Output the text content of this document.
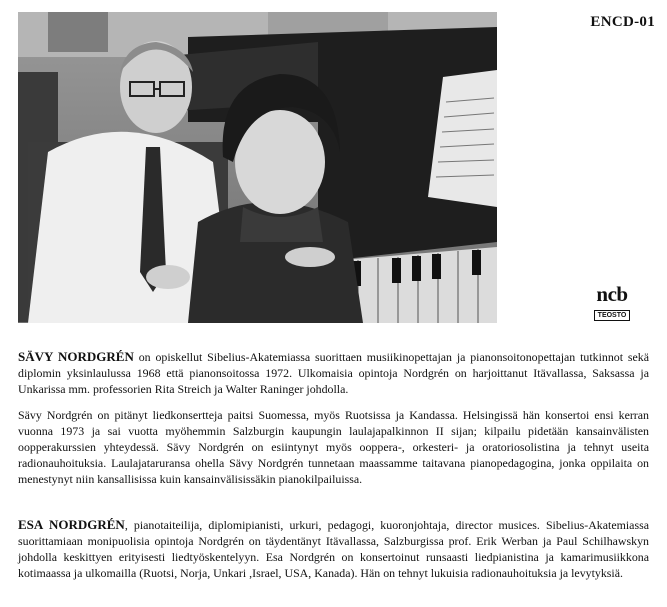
ENCD-01
ncb
TEOSTO

SÄVY NORDGRÉN on opiskellut Sibelius-Akatemiassa suorittaen musiikinopettajan ja pianonsoitonopettajan tutkinnot sekä diplomin yksinlaulussa 1968 että pianonsoitossa 1972. Ulkomaisia opintoja Nordgrén on harjoittanut Itävallassa, Saksassa ja Unkarissa mm. professorien Rita Streich ja Walter Raninger johdolla.

Sävy Nordgrén on pitänyt liedkonsertteja paitsi Suomessa, myös Ruotsissa ja Kandassa. Helsingissä hän konsertoi ensi kerran vuonna 1973 ja sai vuotta myöhemmin Salzburgin kaupungin laulajapalkinnon II sijan; kilpailu pidetään kansainvälisten oopperakurssien yhteydessä. Sävy Nordgrén on esiintynyt myös ooppera-, orkesteri- ja oratoriosolistina ja tehnyt useita radionauhoituksia. Laulajataruransa ohella Sävy Nordgrén tunnetaan maassamme taitavana pianopedagogina, jonka oppilaita on menestynyt niin kansallisissa kuin kansainvälisissäkin pianokilpailuissa.

ESA NORDGRÉN, pianotaiteilija, diplomipianisti, urkuri, pedagogi, kuoronjohtaja, director musices. Sibelius-Akatemiassa suorittamiaan monipuolisia opintoja Nordgrén on täydentänyt Itävallassa, Salzburgissa prof. Erik Werban ja Paul Schilhawskyn johdolla keskittyen erityisesti liedtyöskentelyyn. Esa Nordgrén on konsertoinut runsaasti liedpianistina ja kamarimusiikkona kotimaassa ja ulkomailla (Ruotsi, Norja, Unkari ,Israel, USA, Kanada). Hän on tehnyt lukuisia radionauhoituksia ja levytyksiä.
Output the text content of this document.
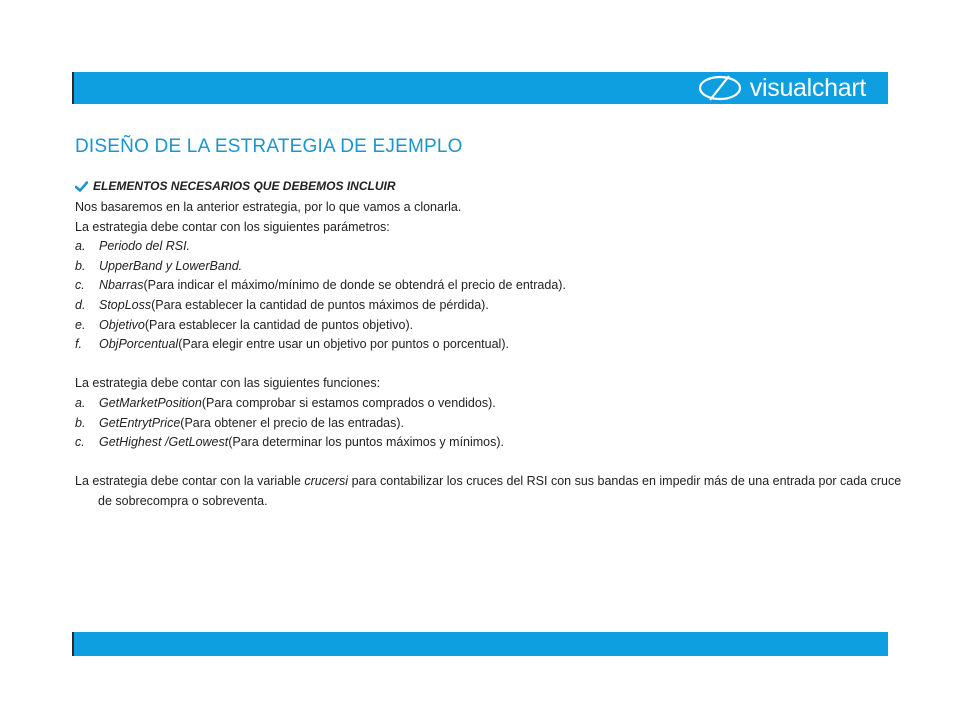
visualchart
DISEÑO DE LA ESTRATEGIA DE EJEMPLO
ELEMENTOS NECESARIOS QUE DEBEMOS INCLUIR

Nos basaremos en la anterior estrategia, por lo que vamos a clonarla.

La estrategia debe contar con los siguientes parámetros:

a.	Periodo del RSI.
b.	UpperBand y LowerBand.
c.	Nbarras (Para indicar el máximo/mínimo de donde se obtendrá el precio de entrada).
d.	StopLoss (Para establecer la cantidad de puntos máximos de pérdida).
e.	Objetivo (Para establecer la cantidad de puntos objetivo).
f.	ObjPorcentual (Para elegir entre usar un objetivo por puntos o porcentual).

La estrategia debe contar con las siguientes funciones:

a.	GetMarketPosition (Para comprobar si estamos comprados o vendidos).
b.	GetEntrytPrice (Para obtener el precio de las entradas).
c.	GetHighest /GetLowest (Para determinar los puntos máximos y mínimos).
La estrategia debe contar con la variable crucersi para contabilizar los cruces del RSI con sus bandas en impedir más de una entrada por cada cruce de sobrecompra o sobreventa.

> [What to work on]
Please transcribe the material above exactly as written. Leave the pictures out.

> [Completed exercise]
Output the text content of this document.
ENCD-01
ncb
TEOSTO

SÄVY NORDGRÉN on opiskellut Sibelius-Akatemiassa suorittaen musiikinopettajan ja pianonsoitonopettajan tutkinnot sekä diplomin yksinlaulussa 1968 että pianonsoitossa 1972. Ulkomaisia opintoja Nordgrén on harjoittanut Itävallassa, Saksassa ja Unkarissa mm. professorien Rita Streich ja Walter Raninger johdolla.

Sävy Nordgrén on pitänyt liedkonsertteja paitsi Suomessa, myös Ruotsissa ja Kandassa. Helsingissä hän konsertoi ensi kerran vuonna 1973 ja sai vuotta myöhemmin Salzburgin kaupungin laulajapalkinnon II sijan; kilpailu pidetään kansainvälisten oopperakurssien yhteydessä. Sävy Nordgrén on esiintynyt myös ooppera-, orkesteri- ja oratoriosolistina ja tehnyt useita radionauhoituksia. Laulajataruransa ohella Sävy Nordgrén tunnetaan maassamme taitavana pianopedagogina, jonka oppilaita on menestynyt niin kansallisissa kuin kansainvälisissäkin pianokilpailuissa.

ESA NORDGRÉN, pianotaiteilija, diplomipianisti, urkuri, pedagogi, kuoronjohtaja, director musices. Sibelius-Akatemiassa suorittamiaan monipuolisia opintoja Nordgrén on täydentänyt Itävallassa, Salzburgissa prof. Erik Werban ja Paul Schilhawskyn johdolla keskittyen erityisesti liedtyöskentelyyn. Esa Nordgrén on konsertoinut runsaasti liedpianistina ja kamarimusiikkona kotimaassa ja ulkomailla (Ruotsi, Norja, Unkari ,Israel, USA, Kanada). Hän on tehnyt lukuisia radionauhoituksia ja levytyksiä.
Output the text content of this document.
visualchart
DISEÑO DE LA ESTRATEGIA DE EJEMPLO
ELEMENTOS NECESARIOS QUE DEBEMOS INCLUIR

Nos basaremos en la anterior estrategia, por lo que vamos a clonarla.

La estrategia debe contar con los siguientes parámetros:

a.	Periodo del RSI.
b.	UpperBand y LowerBand.
c.	Nbarras (Para indicar el máximo/mínimo de donde se obtendrá el precio de entrada).
d.	StopLoss (Para establecer la cantidad de puntos máximos de pérdida).
e.	Objetivo (Para establecer la cantidad de puntos objetivo).
f.	ObjPorcentual (Para elegir entre usar un objetivo por puntos o porcentual).

La estrategia debe contar con las siguientes funciones:

a.	GetMarketPosition (Para comprobar si estamos comprados o vendidos).
b.	GetEntrytPrice (Para obtener el precio de las entradas).
c.	GetHighest /GetLowest (Para determinar los puntos máximos y mínimos).
La estrategia debe contar con la variable crucersi para contabilizar los cruces del RSI con sus bandas en impedir más de una entrada por cada cruce de sobrecompra o sobreventa.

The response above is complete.